### What you have to do:
Go through the listing and return every line with "this" in it.

[Extracts from a graphics dataset]
= = = =

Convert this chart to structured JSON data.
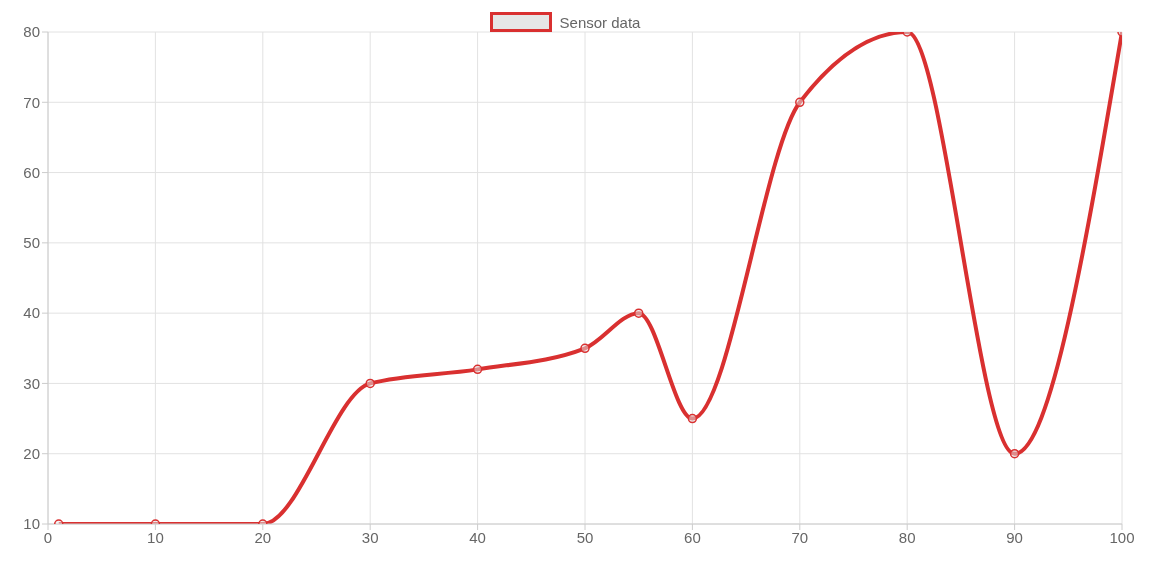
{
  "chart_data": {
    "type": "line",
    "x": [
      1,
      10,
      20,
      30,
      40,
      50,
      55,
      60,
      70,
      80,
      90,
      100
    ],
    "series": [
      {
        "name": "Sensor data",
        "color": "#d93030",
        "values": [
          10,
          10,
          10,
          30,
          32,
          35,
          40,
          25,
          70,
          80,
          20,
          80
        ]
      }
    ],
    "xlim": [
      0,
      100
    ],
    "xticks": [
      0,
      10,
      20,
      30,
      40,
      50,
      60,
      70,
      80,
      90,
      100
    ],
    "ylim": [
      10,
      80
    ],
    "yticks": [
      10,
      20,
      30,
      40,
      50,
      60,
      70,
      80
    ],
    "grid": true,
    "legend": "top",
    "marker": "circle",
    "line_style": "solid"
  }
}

= = = =

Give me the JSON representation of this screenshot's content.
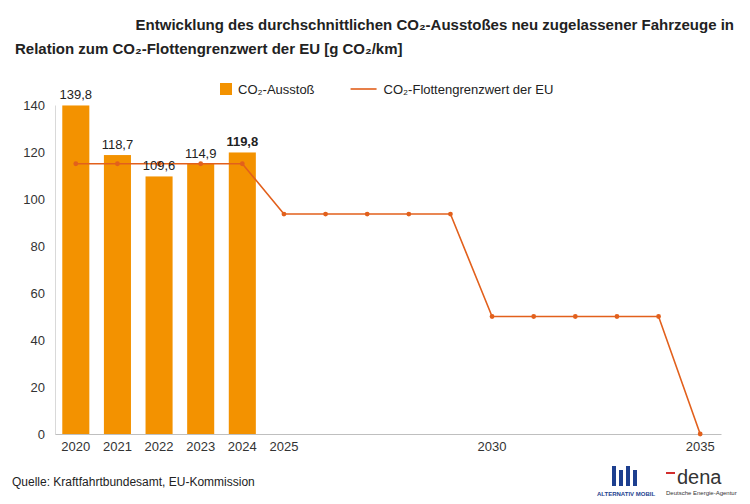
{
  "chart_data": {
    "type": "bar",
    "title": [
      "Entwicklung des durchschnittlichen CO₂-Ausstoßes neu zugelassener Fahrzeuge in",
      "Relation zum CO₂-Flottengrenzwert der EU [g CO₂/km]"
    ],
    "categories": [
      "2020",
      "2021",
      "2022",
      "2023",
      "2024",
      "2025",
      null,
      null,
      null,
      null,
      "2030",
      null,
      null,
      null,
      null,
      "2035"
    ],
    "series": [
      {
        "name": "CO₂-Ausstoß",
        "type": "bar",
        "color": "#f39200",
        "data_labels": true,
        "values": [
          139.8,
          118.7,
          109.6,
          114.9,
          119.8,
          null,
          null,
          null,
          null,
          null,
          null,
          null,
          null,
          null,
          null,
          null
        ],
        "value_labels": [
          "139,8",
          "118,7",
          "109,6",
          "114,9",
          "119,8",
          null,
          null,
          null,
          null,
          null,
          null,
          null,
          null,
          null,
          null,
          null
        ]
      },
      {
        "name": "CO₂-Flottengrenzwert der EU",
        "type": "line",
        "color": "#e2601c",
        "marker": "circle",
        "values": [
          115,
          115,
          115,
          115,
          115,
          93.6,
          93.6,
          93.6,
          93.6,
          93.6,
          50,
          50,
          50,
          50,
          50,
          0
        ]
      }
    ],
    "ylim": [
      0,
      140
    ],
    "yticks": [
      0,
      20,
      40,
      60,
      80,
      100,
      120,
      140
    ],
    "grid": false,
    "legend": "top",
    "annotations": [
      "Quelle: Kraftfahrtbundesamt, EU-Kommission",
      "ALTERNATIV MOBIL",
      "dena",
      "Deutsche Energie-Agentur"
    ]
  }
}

= = = =

### Task solution:
Convert this chart to structured JSON data.
Give me the JSON representation of this screenshot's content.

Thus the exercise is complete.